Return each line of the data below verbatim; pictures are to be left out.

DATA SHOWN ::
◇ ◇ ◇ ◇

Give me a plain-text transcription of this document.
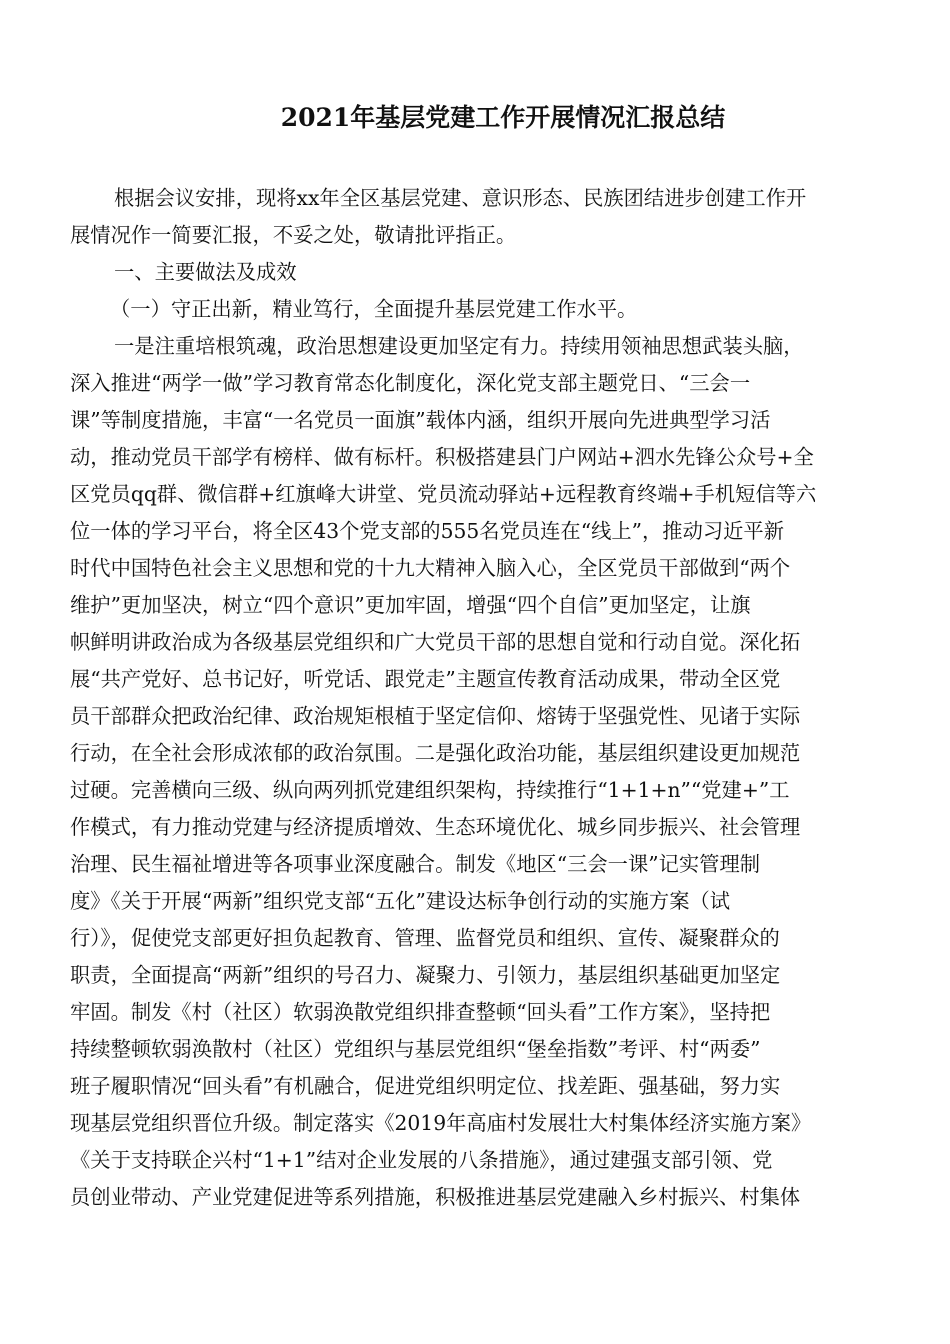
2021年基层党建工作开展情况汇报总结
根据会议安排，现将xx年全区基层党建、意识形态、民族团结进步创建工作开
展情况作一简要汇报，不妥之处，敬请批评指正。
一、主要做法及成效
（一）守正出新，精业笃行，全面提升基层党建工作水平。
一是注重培根筑魂，政治思想建设更加坚定有力。持续用领袖思想武装头脑，
深入推进“两学一做”学习教育常态化制度化，深化党支部主题党日、“三会一
课”等制度措施，丰富“一名党员一面旗”载体内涵，组织开展向先进典型学习活
动，推动党员干部学有榜样、做有标杆。积极搭建县门户网站+泗水先锋公众号+全
区党员qq群、微信群+红旗峰大讲堂、党员流动驿站+远程教育终端+手机短信等六
位一体的学习平台，将全区43个党支部的555名党员连在“线上”，推动习近平新
时代中国特色社会主义思想和党的十九大精神入脑入心，全区党员干部做到“两个
维护”更加坚决，树立“四个意识”更加牢固，增强“四个自信”更加坚定，让旗
帜鲜明讲政治成为各级基层党组织和广大党员干部的思想自觉和行动自觉。深化拓
展“共产党好、总书记好，听党话、跟党走”主题宣传教育活动成果，带动全区党
员干部群众把政治纪律、政治规矩根植于坚定信仰、熔铸于坚强党性、见诸于实际
行动，在全社会形成浓郁的政治氛围。二是强化政治功能，基层组织建设更加规范
过硬。完善横向三级、纵向两列抓党建组织架构，持续推行“1+1+n”“党建+”工
作模式，有力推动党建与经济提质增效、生态环境优化、城乡同步振兴、社会管理
治理、民生福祉增进等各项事业深度融合。制发《地区“三会一课”记实管理制
度》《关于开展“两新”组织党支部“五化”建设达标争创行动的实施方案（试
行）》，促使党支部更好担负起教育、管理、监督党员和组织、宣传、凝聚群众的
职责，全面提高“两新”组织的号召力、凝聚力、引领力，基层组织基础更加坚定
牢固。制发《村（社区）软弱涣散党组织排查整顿“回头看”工作方案》，坚持把
持续整顿软弱涣散村（社区）党组织与基层党组织“堡垒指数”考评、村“两委”
班子履职情况“回头看”有机融合，促进党组织明定位、找差距、强基础，努力实
现基层党组织晋位升级。制定落实《2019年高庙村发展壮大村集体经济实施方案》
《关于支持联企兴村“1+1”结对企业发展的八条措施》，通过建强支部引领、党
员创业带动、产业党建促进等系列措施，积极推进基层党建融入乡村振兴、村集体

◇ ◇ ◇ ◇

FULL RESPONSE ::
Give me a plain-text transcription of this document.
2021年基层党建工作开展情况汇报总结
根据会议安排，现将xx年全区基层党建、意识形态、民族团结进步创建工作开
展情况作一简要汇报，不妥之处，敬请批评指正。
一、主要做法及成效
（一）守正出新，精业笃行，全面提升基层党建工作水平。
一是注重培根筑魂，政治思想建设更加坚定有力。持续用领袖思想武装头脑，
深入推进“两学一做”学习教育常态化制度化，深化党支部主题党日、“三会一
课”等制度措施，丰富“一名党员一面旗”载体内涵，组织开展向先进典型学习活
动，推动党员干部学有榜样、做有标杆。积极搭建县门户网站+泗水先锋公众号+全
区党员qq群、微信群+红旗峰大讲堂、党员流动驿站+远程教育终端+手机短信等六
位一体的学习平台，将全区43个党支部的555名党员连在“线上”，推动习近平新
时代中国特色社会主义思想和党的十九大精神入脑入心，全区党员干部做到“两个
维护”更加坚决，树立“四个意识”更加牢固，增强“四个自信”更加坚定，让旗
帜鲜明讲政治成为各级基层党组织和广大党员干部的思想自觉和行动自觉。深化拓
展“共产党好、总书记好，听党话、跟党走”主题宣传教育活动成果，带动全区党
员干部群众把政治纪律、政治规矩根植于坚定信仰、熔铸于坚强党性、见诸于实际
行动，在全社会形成浓郁的政治氛围。二是强化政治功能，基层组织建设更加规范
过硬。完善横向三级、纵向两列抓党建组织架构，持续推行“1+1+n”“党建+”工
作模式，有力推动党建与经济提质增效、生态环境优化、城乡同步振兴、社会管理
治理、民生福祉增进等各项事业深度融合。制发《地区“三会一课”记实管理制
度》《关于开展“两新”组织党支部“五化”建设达标争创行动的实施方案（试
行）》，促使党支部更好担负起教育、管理、监督党员和组织、宣传、凝聚群众的
职责，全面提高“两新”组织的号召力、凝聚力、引领力，基层组织基础更加坚定
牢固。制发《村（社区）软弱涣散党组织排查整顿“回头看”工作方案》，坚持把
持续整顿软弱涣散村（社区）党组织与基层党组织“堡垒指数”考评、村“两委”
班子履职情况“回头看”有机融合，促进党组织明定位、找差距、强基础，努力实
现基层党组织晋位升级。制定落实《2019年高庙村发展壮大村集体经济实施方案》
《关于支持联企兴村“1+1”结对企业发展的八条措施》，通过建强支部引领、党
员创业带动、产业党建促进等系列措施，积极推进基层党建融入乡村振兴、村集体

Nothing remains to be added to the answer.